Entries with figure data:
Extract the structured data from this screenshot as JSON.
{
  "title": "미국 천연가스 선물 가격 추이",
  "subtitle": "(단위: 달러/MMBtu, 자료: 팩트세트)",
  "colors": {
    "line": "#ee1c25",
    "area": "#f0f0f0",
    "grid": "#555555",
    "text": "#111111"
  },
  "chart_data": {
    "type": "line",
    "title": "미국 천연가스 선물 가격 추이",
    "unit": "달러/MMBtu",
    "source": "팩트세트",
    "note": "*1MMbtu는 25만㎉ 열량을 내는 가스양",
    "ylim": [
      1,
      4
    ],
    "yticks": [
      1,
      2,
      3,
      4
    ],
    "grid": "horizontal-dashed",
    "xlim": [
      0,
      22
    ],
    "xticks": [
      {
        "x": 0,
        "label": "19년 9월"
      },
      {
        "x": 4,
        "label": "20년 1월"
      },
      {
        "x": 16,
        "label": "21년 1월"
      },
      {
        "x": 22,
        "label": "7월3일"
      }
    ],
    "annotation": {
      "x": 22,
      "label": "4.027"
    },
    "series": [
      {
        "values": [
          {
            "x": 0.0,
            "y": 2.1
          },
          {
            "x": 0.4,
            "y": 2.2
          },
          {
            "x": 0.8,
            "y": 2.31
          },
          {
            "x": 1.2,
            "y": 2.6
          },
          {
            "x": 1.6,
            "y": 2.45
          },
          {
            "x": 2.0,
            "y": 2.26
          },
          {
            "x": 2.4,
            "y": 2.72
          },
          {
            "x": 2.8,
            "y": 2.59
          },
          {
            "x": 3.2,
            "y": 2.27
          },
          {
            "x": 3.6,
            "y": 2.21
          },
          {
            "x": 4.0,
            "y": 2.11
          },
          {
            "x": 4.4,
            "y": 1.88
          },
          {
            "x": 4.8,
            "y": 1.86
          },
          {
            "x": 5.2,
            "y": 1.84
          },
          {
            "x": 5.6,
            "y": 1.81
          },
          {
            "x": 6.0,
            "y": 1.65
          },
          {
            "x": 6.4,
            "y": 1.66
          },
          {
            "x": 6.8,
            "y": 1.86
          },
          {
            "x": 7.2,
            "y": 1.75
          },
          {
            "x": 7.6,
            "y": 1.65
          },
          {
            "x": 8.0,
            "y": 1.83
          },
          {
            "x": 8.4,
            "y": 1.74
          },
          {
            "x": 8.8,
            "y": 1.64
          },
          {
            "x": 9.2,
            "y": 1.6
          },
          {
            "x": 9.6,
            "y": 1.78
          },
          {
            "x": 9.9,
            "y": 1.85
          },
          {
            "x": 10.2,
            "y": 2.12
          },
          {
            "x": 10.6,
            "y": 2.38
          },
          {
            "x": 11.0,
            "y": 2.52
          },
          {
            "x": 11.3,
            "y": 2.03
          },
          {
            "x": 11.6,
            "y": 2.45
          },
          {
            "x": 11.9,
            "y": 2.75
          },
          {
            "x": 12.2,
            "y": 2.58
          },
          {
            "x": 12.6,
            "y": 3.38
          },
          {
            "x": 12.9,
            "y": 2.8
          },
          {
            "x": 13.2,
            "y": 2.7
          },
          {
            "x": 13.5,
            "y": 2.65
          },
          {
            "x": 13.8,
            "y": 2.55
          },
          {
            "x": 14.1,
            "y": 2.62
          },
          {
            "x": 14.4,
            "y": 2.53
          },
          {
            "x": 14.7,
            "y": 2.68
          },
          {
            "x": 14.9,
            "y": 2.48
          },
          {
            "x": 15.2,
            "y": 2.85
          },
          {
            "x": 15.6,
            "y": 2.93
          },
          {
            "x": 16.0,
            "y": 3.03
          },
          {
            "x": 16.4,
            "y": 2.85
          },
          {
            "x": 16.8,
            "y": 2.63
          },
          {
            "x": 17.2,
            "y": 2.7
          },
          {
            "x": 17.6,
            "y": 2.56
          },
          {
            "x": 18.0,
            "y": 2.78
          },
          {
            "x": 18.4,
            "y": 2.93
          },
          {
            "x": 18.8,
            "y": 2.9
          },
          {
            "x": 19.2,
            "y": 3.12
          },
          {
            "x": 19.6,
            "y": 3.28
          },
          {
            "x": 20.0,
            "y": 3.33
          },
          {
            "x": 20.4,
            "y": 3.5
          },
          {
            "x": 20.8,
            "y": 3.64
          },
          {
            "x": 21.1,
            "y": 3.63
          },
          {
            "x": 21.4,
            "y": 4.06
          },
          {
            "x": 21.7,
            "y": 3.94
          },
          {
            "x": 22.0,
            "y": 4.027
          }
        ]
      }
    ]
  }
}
==
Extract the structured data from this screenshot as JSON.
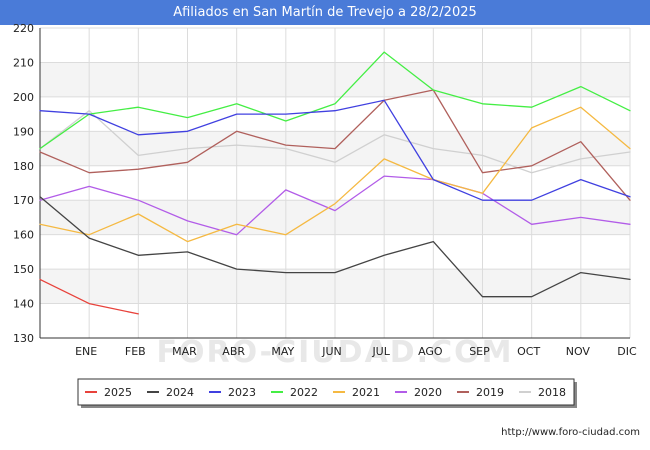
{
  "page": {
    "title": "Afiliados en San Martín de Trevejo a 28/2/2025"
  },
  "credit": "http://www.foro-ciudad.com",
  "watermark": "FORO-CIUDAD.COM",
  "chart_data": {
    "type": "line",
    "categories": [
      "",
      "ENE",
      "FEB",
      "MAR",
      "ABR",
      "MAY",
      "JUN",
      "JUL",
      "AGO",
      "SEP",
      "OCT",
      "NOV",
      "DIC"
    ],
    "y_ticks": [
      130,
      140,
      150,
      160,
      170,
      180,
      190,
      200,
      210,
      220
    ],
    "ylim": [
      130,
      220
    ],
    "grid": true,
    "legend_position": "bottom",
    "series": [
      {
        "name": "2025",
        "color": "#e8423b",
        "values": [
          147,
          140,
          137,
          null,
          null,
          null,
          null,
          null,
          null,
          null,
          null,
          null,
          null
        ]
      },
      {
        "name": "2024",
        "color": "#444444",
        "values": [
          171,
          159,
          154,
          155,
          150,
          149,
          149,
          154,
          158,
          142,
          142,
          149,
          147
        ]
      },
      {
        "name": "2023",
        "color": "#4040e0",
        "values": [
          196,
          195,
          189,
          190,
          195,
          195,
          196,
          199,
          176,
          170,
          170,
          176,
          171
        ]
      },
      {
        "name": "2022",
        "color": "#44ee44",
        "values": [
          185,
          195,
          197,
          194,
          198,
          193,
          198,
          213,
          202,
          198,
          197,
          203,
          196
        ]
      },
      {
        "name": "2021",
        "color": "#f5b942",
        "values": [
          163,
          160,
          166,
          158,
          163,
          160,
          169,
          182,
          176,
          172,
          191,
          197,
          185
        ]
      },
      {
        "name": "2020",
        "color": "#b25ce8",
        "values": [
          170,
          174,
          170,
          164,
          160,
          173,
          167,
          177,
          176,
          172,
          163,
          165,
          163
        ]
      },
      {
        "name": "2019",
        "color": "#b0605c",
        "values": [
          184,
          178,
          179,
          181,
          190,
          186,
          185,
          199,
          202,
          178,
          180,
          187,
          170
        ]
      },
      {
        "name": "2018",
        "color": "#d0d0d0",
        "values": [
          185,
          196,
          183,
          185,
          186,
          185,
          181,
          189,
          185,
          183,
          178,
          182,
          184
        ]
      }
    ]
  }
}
---
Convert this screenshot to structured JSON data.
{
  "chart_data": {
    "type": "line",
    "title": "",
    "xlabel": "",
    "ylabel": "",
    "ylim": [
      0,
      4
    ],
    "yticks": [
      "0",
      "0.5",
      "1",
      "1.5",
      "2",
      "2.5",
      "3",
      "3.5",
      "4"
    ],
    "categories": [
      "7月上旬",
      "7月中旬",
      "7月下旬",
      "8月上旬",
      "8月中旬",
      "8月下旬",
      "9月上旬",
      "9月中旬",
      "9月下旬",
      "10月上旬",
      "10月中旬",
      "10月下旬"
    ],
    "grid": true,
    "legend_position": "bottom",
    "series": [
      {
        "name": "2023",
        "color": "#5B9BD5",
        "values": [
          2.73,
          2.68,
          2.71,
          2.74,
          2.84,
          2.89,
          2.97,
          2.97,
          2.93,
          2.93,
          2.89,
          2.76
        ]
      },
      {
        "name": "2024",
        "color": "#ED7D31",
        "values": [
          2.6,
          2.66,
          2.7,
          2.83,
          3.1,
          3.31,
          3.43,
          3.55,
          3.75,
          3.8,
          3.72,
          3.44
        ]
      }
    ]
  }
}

What needs to be done
Choose all lines containing the string "팩트세트" and copy them out.

Solution to this problem
  "subtitle": "(단위: 달러/MMBtu, 자료: 팩트세트)",
    "source": "팩트세트",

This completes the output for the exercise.